[start]

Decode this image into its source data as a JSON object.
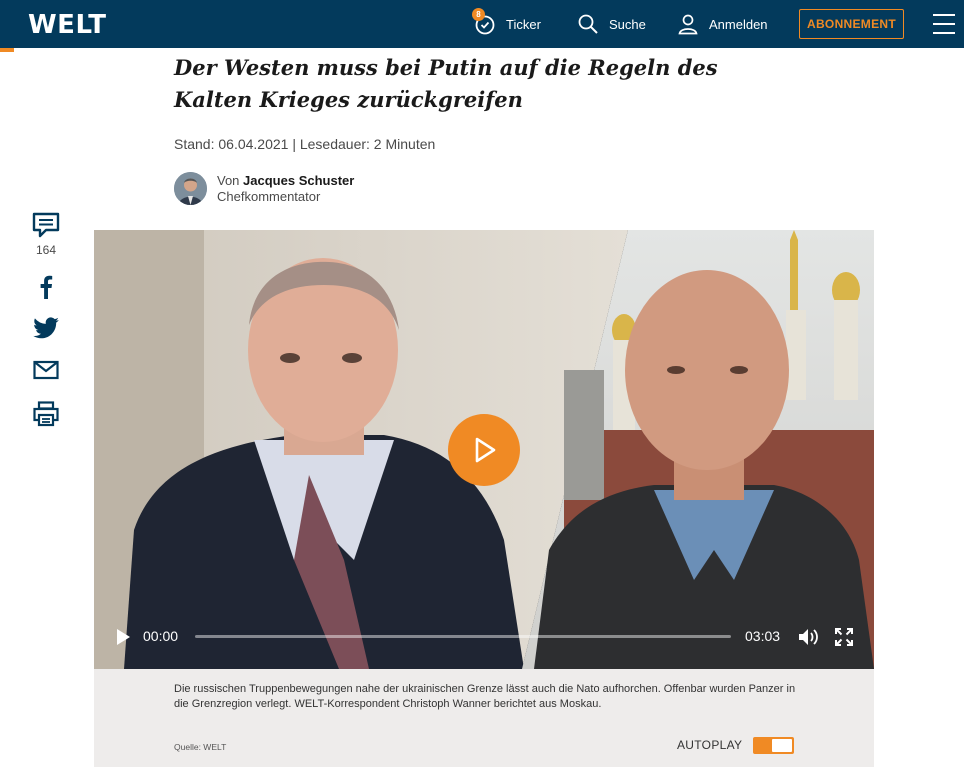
{
  "header": {
    "logo": "WELT",
    "ticker_badge": "8",
    "ticker_label": "Ticker",
    "search_label": "Suche",
    "login_label": "Anmelden",
    "subscribe_label": "ABONNEMENT"
  },
  "article": {
    "headline": "Der Westen muss bei Putin auf die Regeln des Kalten Krieges zurückgreifen",
    "meta": "Stand: 06.04.2021 | Lesedauer: 2 Minuten",
    "author_prefix": "Von",
    "author_name": "Jacques Schuster",
    "author_role": "Chefkommentator"
  },
  "share": {
    "comment_count": "164"
  },
  "video": {
    "current_time": "00:00",
    "duration": "03:03",
    "progress": 0,
    "caption": "Die russischen Truppenbewegungen nahe der ukrainischen Grenze lässt auch die Nato aufhorchen. Offenbar wurden Panzer in die Grenzregion verlegt. WELT-Korrespondent Christoph Wanner berichtet aus Moskau.",
    "source": "Quelle: WELT",
    "autoplay_label": "AUTOPLAY",
    "autoplay_on": true
  },
  "colors": {
    "header_bg": "#033a5c",
    "accent": "#f08a24",
    "icon_blue": "#033a5c"
  }
}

[end]

## [The exercise]
Pull out all lines from the entries above in which the word "WELT" appears.

## [Problem solution]
    "logo": "WELT",
    "caption": "Die russischen Truppenbewegungen nahe der ukrainischen Grenze lässt auch die Nato aufhorchen. Offenbar wurden Panzer in die Grenzregion verlegt. WELT-Korrespondent Christoph Wanner berichtet aus Moskau.",
    "source": "Quelle: WELT",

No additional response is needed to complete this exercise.